**What the task requires:**
Extract every record, keeping each one exactly as it is.
start Data provided
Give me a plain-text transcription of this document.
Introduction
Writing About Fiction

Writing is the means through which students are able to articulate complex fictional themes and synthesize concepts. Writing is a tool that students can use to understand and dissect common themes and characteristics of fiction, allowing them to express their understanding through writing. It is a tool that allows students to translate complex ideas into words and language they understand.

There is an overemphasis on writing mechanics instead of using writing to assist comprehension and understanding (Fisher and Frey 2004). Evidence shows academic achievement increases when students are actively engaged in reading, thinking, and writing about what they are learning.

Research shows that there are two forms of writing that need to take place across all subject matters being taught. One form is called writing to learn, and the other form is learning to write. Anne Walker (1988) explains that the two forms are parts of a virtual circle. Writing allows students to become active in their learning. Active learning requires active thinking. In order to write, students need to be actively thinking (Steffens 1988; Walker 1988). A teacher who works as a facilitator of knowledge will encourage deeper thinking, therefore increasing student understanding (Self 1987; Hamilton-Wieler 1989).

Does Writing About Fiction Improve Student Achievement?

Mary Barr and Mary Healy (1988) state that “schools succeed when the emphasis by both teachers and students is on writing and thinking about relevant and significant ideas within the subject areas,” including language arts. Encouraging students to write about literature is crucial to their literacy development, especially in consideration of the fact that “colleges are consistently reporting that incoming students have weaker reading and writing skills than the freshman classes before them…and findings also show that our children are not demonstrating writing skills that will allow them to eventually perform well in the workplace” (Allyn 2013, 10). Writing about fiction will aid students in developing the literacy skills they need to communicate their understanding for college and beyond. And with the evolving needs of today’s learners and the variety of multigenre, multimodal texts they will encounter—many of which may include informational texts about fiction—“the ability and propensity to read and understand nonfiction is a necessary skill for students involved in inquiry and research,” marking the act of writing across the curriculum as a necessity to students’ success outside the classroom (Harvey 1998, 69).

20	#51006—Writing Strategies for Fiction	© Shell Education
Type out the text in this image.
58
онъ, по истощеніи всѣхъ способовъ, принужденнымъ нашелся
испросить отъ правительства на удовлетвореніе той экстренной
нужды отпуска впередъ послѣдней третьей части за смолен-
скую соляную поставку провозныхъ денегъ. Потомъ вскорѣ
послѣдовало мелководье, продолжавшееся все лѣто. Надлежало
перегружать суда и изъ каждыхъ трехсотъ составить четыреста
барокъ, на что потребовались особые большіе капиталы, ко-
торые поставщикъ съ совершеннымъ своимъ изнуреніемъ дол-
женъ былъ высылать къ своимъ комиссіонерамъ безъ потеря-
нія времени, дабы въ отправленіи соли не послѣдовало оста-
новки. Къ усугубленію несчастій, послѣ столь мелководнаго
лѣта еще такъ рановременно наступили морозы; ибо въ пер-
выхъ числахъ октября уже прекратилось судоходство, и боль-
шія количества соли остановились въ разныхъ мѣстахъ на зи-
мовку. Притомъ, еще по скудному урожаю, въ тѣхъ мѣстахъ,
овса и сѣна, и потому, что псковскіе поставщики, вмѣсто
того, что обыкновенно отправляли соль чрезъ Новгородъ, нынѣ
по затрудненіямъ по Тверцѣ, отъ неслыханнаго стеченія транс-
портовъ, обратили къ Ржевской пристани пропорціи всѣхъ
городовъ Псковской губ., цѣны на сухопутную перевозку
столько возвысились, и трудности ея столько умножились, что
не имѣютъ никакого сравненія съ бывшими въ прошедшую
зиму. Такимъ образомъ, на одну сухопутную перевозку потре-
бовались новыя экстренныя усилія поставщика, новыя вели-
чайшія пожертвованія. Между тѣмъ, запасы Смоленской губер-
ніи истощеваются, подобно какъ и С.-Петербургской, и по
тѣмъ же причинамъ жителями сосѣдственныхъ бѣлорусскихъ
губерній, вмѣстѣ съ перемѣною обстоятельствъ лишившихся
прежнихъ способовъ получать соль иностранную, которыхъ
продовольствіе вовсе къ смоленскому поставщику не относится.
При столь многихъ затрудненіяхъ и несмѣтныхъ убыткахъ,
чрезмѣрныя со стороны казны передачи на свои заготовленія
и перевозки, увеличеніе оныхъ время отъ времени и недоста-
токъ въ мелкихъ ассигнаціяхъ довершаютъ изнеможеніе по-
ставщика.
end Data provided
**In response:**
Give me a plain-text transcription of this document.
Introduction
Writing About Fiction

Writing is the means through which students are able to articulate complex fictional themes and synthesize concepts. Writing is a tool that students can use to understand and dissect common themes and characteristics of fiction, allowing them to express their understanding through writing. It is a tool that allows students to translate complex ideas into words and language they understand.

There is an overemphasis on writing mechanics instead of using writing to assist comprehension and understanding (Fisher and Frey 2004). Evidence shows academic achievement increases when students are actively engaged in reading, thinking, and writing about what they are learning.

Research shows that there are two forms of writing that need to take place across all subject matters being taught. One form is called writing to learn, and the other form is learning to write. Anne Walker (1988) explains that the two forms are parts of a virtual circle. Writing allows students to become active in their learning. Active learning requires active thinking. In order to write, students need to be actively thinking (Steffens 1988; Walker 1988). A teacher who works as a facilitator of knowledge will encourage deeper thinking, therefore increasing student understanding (Self 1987; Hamilton-Wieler 1989).

Does Writing About Fiction Improve Student Achievement?

Mary Barr and Mary Healy (1988) state that “schools succeed when the emphasis by both teachers and students is on writing and thinking about relevant and significant ideas within the subject areas,” including language arts. Encouraging students to write about literature is crucial to their literacy development, especially in consideration of the fact that “colleges are consistently reporting that incoming students have weaker reading and writing skills than the freshman classes before them…and findings also show that our children are not demonstrating writing skills that will allow them to eventually perform well in the workplace” (Allyn 2013, 10). Writing about fiction will aid students in developing the literacy skills they need to communicate their understanding for college and beyond. And with the evolving needs of today’s learners and the variety of multigenre, multimodal texts they will encounter—many of which may include informational texts about fiction—“the ability and propensity to read and understand nonfiction is a necessary skill for students involved in inquiry and research,” marking the act of writing across the curriculum as a necessity to students’ success outside the classroom (Harvey 1998, 69).

20	#51006—Writing Strategies for Fiction	© Shell Education
Type out the text in this image.
58
онъ, по истощеніи всѣхъ способовъ, принужденнымъ нашелся
испросить отъ правительства на удовлетвореніе той экстренной
нужды отпуска впередъ послѣдней третьей части за смолен-
скую соляную поставку провозныхъ денегъ. Потомъ вскорѣ
послѣдовало мелководье, продолжавшееся все лѣто. Надлежало
перегружать суда и изъ каждыхъ трехсотъ составить четыреста
барокъ, на что потребовались особые большіе капиталы, ко-
торые поставщикъ съ совершеннымъ своимъ изнуреніемъ дол-
женъ былъ высылать къ своимъ комиссіонерамъ безъ потеря-
нія времени, дабы въ отправленіи соли не послѣдовало оста-
новки. Къ усугубленію несчастій, послѣ столь мелководнаго
лѣта еще такъ рановременно наступили морозы; ибо въ пер-
выхъ числахъ октября уже прекратилось судоходство, и боль-
шія количества соли остановились въ разныхъ мѣстахъ на зи-
мовку. Притомъ, еще по скудному урожаю, въ тѣхъ мѣстахъ,
овса и сѣна, и потому, что псковскіе поставщики, вмѣсто
того, что обыкновенно отправляли соль чрезъ Новгородъ, нынѣ
по затрудненіямъ по Тверцѣ, отъ неслыханнаго стеченія транс-
портовъ, обратили къ Ржевской пристани пропорціи всѣхъ
городовъ Псковской губ., цѣны на сухопутную перевозку
столько возвысились, и трудности ея столько умножились, что
не имѣютъ никакого сравненія съ бывшими въ прошедшую
зиму. Такимъ образомъ, на одну сухопутную перевозку потре-
бовались новыя экстренныя усилія поставщика, новыя вели-
чайшія пожертвованія. Между тѣмъ, запасы Смоленской губер-
ніи истощеваются, подобно какъ и С.-Петербургской, и по
тѣмъ же причинамъ жителями сосѣдственныхъ бѣлорусскихъ
губерній, вмѣстѣ съ перемѣною обстоятельствъ лишившихся
прежнихъ способовъ получать соль иностранную, которыхъ
продовольствіе вовсе къ смоленскому поставщику не относится.
При столь многихъ затрудненіяхъ и несмѣтныхъ убыткахъ,
чрезмѣрныя со стороны казны передачи на свои заготовленія
и перевозки, увеличеніе оныхъ время отъ времени и недоста-
токъ въ мелкихъ ассигнаціяхъ довершаютъ изнеможеніе по-
ставщика.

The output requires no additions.